[What is expected]
Write out all of the data without omission, exactly as shown.

[Task material]
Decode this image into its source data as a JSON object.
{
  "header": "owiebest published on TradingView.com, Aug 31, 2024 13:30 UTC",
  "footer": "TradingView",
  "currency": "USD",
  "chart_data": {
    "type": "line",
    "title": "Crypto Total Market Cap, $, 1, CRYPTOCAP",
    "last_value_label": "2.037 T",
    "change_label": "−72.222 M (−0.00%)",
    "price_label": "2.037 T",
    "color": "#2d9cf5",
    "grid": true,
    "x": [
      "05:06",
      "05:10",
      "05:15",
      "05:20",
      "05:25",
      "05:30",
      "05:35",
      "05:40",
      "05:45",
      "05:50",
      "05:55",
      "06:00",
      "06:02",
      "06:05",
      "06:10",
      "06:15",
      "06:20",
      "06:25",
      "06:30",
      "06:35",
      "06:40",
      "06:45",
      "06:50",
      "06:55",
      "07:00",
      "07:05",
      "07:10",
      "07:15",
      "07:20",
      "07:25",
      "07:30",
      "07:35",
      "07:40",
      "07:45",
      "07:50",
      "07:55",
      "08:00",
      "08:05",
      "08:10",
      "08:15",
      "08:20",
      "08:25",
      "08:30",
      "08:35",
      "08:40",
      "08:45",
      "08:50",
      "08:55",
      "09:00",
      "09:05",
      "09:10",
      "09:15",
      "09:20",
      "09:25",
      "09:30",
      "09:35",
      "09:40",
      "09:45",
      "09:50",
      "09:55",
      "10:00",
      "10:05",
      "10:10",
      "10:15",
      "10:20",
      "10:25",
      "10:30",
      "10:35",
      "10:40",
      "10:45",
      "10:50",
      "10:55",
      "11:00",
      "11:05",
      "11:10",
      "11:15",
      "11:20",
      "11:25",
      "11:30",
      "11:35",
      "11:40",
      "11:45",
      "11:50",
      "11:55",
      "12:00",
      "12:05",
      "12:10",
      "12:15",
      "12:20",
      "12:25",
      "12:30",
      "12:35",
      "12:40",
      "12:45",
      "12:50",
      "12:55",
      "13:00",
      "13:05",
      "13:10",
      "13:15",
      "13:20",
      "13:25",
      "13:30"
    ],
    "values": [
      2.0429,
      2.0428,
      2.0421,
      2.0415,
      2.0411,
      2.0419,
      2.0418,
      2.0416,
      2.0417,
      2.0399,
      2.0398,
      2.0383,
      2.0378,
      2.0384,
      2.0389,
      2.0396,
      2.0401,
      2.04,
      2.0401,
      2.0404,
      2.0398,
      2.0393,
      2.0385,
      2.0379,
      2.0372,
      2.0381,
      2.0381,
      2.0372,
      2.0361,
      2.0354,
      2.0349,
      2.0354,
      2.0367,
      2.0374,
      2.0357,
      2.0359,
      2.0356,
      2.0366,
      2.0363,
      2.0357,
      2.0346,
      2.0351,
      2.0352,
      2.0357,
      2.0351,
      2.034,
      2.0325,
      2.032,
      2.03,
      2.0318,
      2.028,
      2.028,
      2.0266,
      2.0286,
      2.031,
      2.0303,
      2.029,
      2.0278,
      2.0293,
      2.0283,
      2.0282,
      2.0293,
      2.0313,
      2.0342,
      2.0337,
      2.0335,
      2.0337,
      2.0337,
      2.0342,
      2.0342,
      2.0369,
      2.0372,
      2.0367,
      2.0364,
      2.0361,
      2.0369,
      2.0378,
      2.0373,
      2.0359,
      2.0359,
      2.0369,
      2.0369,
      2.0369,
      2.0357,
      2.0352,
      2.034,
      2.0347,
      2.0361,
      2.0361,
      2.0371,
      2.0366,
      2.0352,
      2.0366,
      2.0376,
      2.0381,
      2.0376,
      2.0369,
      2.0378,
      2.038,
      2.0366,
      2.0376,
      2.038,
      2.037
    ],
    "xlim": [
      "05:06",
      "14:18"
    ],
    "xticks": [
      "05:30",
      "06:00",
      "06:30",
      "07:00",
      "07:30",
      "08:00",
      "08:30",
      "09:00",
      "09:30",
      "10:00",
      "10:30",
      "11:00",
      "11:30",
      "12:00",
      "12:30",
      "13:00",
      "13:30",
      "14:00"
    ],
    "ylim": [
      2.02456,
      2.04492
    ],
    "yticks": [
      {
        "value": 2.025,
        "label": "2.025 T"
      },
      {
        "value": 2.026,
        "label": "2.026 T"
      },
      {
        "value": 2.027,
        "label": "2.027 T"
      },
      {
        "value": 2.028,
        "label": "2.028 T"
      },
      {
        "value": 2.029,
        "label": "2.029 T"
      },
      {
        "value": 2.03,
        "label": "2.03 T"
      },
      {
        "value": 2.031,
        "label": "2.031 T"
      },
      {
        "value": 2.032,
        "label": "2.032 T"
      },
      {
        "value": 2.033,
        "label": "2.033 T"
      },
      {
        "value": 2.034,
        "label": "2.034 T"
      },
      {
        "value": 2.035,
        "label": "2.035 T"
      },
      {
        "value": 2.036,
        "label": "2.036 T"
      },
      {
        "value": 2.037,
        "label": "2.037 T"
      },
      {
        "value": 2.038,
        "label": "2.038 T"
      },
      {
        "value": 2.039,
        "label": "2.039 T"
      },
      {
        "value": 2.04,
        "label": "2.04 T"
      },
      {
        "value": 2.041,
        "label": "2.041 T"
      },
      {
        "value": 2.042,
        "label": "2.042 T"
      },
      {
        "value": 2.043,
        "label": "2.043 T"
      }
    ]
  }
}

[Response to this task]
Decode this image into its source data as a JSON object.
{
  "header": "owiebest published on TradingView.com, Aug 31, 2024 13:30 UTC",
  "footer": "TradingView",
  "currency": "USD",
  "chart_data": {
    "type": "line",
    "title": "Crypto Total Market Cap, $, 1, CRYPTOCAP",
    "last_value_label": "2.037 T",
    "change_label": "−72.222 M (−0.00%)",
    "price_label": "2.037 T",
    "color": "#2d9cf5",
    "grid": true,
    "x": [
      "05:06",
      "05:10",
      "05:15",
      "05:20",
      "05:25",
      "05:30",
      "05:35",
      "05:40",
      "05:45",
      "05:50",
      "05:55",
      "06:00",
      "06:02",
      "06:05",
      "06:10",
      "06:15",
      "06:20",
      "06:25",
      "06:30",
      "06:35",
      "06:40",
      "06:45",
      "06:50",
      "06:55",
      "07:00",
      "07:05",
      "07:10",
      "07:15",
      "07:20",
      "07:25",
      "07:30",
      "07:35",
      "07:40",
      "07:45",
      "07:50",
      "07:55",
      "08:00",
      "08:05",
      "08:10",
      "08:15",
      "08:20",
      "08:25",
      "08:30",
      "08:35",
      "08:40",
      "08:45",
      "08:50",
      "08:55",
      "09:00",
      "09:05",
      "09:10",
      "09:15",
      "09:20",
      "09:25",
      "09:30",
      "09:35",
      "09:40",
      "09:45",
      "09:50",
      "09:55",
      "10:00",
      "10:05",
      "10:10",
      "10:15",
      "10:20",
      "10:25",
      "10:30",
      "10:35",
      "10:40",
      "10:45",
      "10:50",
      "10:55",
      "11:00",
      "11:05",
      "11:10",
      "11:15",
      "11:20",
      "11:25",
      "11:30",
      "11:35",
      "11:40",
      "11:45",
      "11:50",
      "11:55",
      "12:00",
      "12:05",
      "12:10",
      "12:15",
      "12:20",
      "12:25",
      "12:30",
      "12:35",
      "12:40",
      "12:45",
      "12:50",
      "12:55",
      "13:00",
      "13:05",
      "13:10",
      "13:15",
      "13:20",
      "13:25",
      "13:30"
    ],
    "values": [
      2.0429,
      2.0428,
      2.0421,
      2.0415,
      2.0411,
      2.0419,
      2.0418,
      2.0416,
      2.0417,
      2.0399,
      2.0398,
      2.0383,
      2.0378,
      2.0384,
      2.0389,
      2.0396,
      2.0401,
      2.04,
      2.0401,
      2.0404,
      2.0398,
      2.0393,
      2.0385,
      2.0379,
      2.0372,
      2.0381,
      2.0381,
      2.0372,
      2.0361,
      2.0354,
      2.0349,
      2.0354,
      2.0367,
      2.0374,
      2.0357,
      2.0359,
      2.0356,
      2.0366,
      2.0363,
      2.0357,
      2.0346,
      2.0351,
      2.0352,
      2.0357,
      2.0351,
      2.034,
      2.0325,
      2.032,
      2.03,
      2.0318,
      2.028,
      2.028,
      2.0266,
      2.0286,
      2.031,
      2.0303,
      2.029,
      2.0278,
      2.0293,
      2.0283,
      2.0282,
      2.0293,
      2.0313,
      2.0342,
      2.0337,
      2.0335,
      2.0337,
      2.0337,
      2.0342,
      2.0342,
      2.0369,
      2.0372,
      2.0367,
      2.0364,
      2.0361,
      2.0369,
      2.0378,
      2.0373,
      2.0359,
      2.0359,
      2.0369,
      2.0369,
      2.0369,
      2.0357,
      2.0352,
      2.034,
      2.0347,
      2.0361,
      2.0361,
      2.0371,
      2.0366,
      2.0352,
      2.0366,
      2.0376,
      2.0381,
      2.0376,
      2.0369,
      2.0378,
      2.038,
      2.0366,
      2.0376,
      2.038,
      2.037
    ],
    "xlim": [
      "05:06",
      "14:18"
    ],
    "xticks": [
      "05:30",
      "06:00",
      "06:30",
      "07:00",
      "07:30",
      "08:00",
      "08:30",
      "09:00",
      "09:30",
      "10:00",
      "10:30",
      "11:00",
      "11:30",
      "12:00",
      "12:30",
      "13:00",
      "13:30",
      "14:00"
    ],
    "ylim": [
      2.02456,
      2.04492
    ],
    "yticks": [
      {
        "value": 2.025,
        "label": "2.025 T"
      },
      {
        "value": 2.026,
        "label": "2.026 T"
      },
      {
        "value": 2.027,
        "label": "2.027 T"
      },
      {
        "value": 2.028,
        "label": "2.028 T"
      },
      {
        "value": 2.029,
        "label": "2.029 T"
      },
      {
        "value": 2.03,
        "label": "2.03 T"
      },
      {
        "value": 2.031,
        "label": "2.031 T"
      },
      {
        "value": 2.032,
        "label": "2.032 T"
      },
      {
        "value": 2.033,
        "label": "2.033 T"
      },
      {
        "value": 2.034,
        "label": "2.034 T"
      },
      {
        "value": 2.035,
        "label": "2.035 T"
      },
      {
        "value": 2.036,
        "label": "2.036 T"
      },
      {
        "value": 2.037,
        "label": "2.037 T"
      },
      {
        "value": 2.038,
        "label": "2.038 T"
      },
      {
        "value": 2.039,
        "label": "2.039 T"
      },
      {
        "value": 2.04,
        "label": "2.04 T"
      },
      {
        "value": 2.041,
        "label": "2.041 T"
      },
      {
        "value": 2.042,
        "label": "2.042 T"
      },
      {
        "value": 2.043,
        "label": "2.043 T"
      }
    ]
  }
}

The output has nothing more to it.